[Task brief]:
From the material below, list every line containing "côté".

Recorded data:

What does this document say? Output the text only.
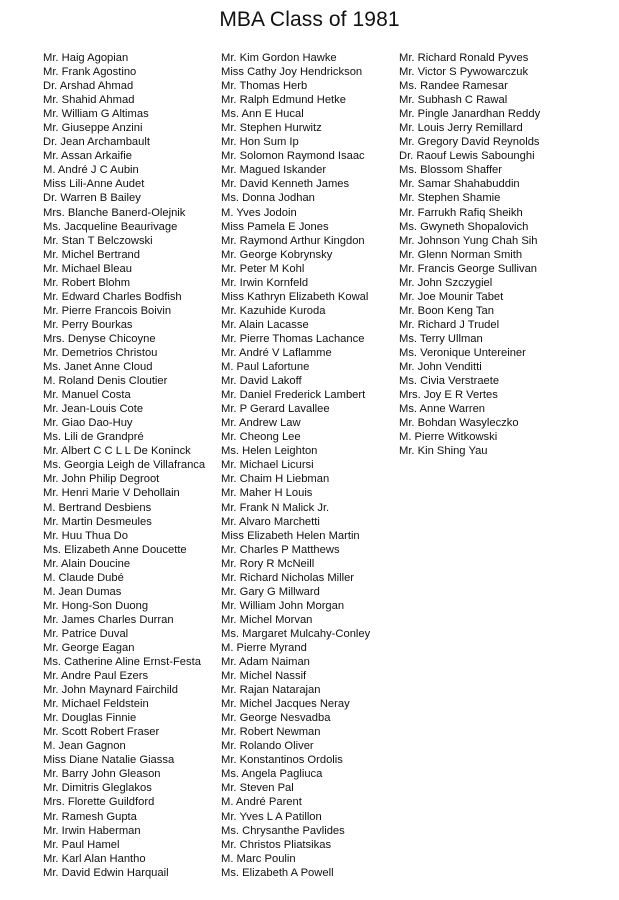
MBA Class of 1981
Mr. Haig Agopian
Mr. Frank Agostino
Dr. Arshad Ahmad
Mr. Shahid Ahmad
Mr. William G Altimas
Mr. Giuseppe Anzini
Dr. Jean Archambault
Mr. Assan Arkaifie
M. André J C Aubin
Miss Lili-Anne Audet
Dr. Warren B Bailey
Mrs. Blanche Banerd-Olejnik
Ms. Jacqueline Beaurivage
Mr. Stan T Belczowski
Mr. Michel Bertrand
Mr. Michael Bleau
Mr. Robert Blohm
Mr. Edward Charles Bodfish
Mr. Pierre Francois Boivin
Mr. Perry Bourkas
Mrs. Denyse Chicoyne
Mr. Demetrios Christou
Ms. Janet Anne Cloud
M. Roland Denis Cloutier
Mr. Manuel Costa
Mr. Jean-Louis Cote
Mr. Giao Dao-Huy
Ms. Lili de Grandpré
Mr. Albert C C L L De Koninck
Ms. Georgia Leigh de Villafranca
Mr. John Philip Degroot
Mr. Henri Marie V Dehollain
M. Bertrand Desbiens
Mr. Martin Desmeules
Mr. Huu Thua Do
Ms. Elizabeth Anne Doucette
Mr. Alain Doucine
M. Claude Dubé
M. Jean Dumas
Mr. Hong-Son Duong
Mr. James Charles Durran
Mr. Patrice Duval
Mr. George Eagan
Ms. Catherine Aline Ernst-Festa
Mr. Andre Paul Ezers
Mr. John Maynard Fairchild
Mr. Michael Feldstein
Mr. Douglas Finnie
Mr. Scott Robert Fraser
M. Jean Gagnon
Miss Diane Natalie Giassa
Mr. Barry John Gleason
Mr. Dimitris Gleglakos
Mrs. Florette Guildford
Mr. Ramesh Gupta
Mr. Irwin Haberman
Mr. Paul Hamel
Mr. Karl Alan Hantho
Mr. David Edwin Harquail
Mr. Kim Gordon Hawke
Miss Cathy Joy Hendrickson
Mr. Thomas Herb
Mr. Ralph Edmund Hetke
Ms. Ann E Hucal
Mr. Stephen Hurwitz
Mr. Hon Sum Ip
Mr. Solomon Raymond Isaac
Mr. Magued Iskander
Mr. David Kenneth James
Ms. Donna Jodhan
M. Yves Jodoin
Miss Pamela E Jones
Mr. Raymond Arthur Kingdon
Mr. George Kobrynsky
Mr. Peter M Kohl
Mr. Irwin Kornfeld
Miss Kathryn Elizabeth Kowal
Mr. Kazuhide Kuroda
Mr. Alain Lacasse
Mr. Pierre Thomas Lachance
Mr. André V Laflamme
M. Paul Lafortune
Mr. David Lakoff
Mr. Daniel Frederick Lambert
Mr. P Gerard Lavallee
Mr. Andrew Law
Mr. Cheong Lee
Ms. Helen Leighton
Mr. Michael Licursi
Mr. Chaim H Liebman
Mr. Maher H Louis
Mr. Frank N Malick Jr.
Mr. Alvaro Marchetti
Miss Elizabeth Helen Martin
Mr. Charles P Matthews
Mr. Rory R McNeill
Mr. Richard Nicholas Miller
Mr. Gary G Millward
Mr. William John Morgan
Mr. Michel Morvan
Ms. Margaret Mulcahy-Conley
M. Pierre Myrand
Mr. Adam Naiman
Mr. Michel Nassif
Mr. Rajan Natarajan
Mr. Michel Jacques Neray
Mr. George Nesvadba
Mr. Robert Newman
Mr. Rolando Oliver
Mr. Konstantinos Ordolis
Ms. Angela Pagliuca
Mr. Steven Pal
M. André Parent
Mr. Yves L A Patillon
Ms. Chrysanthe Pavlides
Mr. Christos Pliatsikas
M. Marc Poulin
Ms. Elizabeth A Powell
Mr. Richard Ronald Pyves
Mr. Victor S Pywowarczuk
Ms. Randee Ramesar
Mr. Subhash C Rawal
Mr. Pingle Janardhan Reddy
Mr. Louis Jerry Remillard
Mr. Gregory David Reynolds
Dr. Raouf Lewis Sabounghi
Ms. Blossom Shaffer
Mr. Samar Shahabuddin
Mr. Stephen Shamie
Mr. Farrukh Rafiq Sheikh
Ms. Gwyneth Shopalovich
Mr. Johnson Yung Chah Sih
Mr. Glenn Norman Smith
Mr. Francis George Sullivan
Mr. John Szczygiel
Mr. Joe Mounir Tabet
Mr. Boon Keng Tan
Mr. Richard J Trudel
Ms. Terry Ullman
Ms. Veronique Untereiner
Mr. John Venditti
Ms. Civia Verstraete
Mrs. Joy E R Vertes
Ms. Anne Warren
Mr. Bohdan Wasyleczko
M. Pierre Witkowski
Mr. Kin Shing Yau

...

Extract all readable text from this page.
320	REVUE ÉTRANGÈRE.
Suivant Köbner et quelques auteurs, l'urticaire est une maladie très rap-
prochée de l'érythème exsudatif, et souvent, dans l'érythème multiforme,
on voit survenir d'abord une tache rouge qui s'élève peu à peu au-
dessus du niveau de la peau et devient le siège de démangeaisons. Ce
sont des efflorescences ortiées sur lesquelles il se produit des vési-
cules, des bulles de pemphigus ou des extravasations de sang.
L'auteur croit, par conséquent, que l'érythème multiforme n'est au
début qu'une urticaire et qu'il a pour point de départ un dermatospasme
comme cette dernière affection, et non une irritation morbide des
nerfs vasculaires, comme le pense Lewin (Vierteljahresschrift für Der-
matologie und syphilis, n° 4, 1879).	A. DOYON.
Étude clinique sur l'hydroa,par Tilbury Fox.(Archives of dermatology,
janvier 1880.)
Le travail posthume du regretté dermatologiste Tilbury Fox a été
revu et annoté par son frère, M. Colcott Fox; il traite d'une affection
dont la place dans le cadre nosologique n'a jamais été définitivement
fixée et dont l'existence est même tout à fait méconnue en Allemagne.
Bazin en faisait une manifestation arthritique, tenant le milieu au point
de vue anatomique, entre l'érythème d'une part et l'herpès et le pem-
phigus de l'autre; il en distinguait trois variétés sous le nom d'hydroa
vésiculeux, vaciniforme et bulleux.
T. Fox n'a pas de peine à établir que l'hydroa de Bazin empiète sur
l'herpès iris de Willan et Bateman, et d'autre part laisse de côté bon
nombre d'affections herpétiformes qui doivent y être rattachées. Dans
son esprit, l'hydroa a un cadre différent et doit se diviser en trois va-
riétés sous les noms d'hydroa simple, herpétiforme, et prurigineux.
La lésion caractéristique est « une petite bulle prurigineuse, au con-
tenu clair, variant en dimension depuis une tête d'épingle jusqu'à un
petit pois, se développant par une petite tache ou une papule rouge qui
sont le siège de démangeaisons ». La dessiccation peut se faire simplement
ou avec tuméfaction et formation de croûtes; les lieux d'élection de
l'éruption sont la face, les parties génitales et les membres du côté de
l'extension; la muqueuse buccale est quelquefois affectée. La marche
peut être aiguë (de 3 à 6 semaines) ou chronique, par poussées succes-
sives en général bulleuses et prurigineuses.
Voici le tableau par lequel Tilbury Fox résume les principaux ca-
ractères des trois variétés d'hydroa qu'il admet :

[Solution]:
l'herpès iris de Willan et Bateman, et d'autre part laisse de côté bon
l'éruption sont la face, les parties génitales et les membres du côté de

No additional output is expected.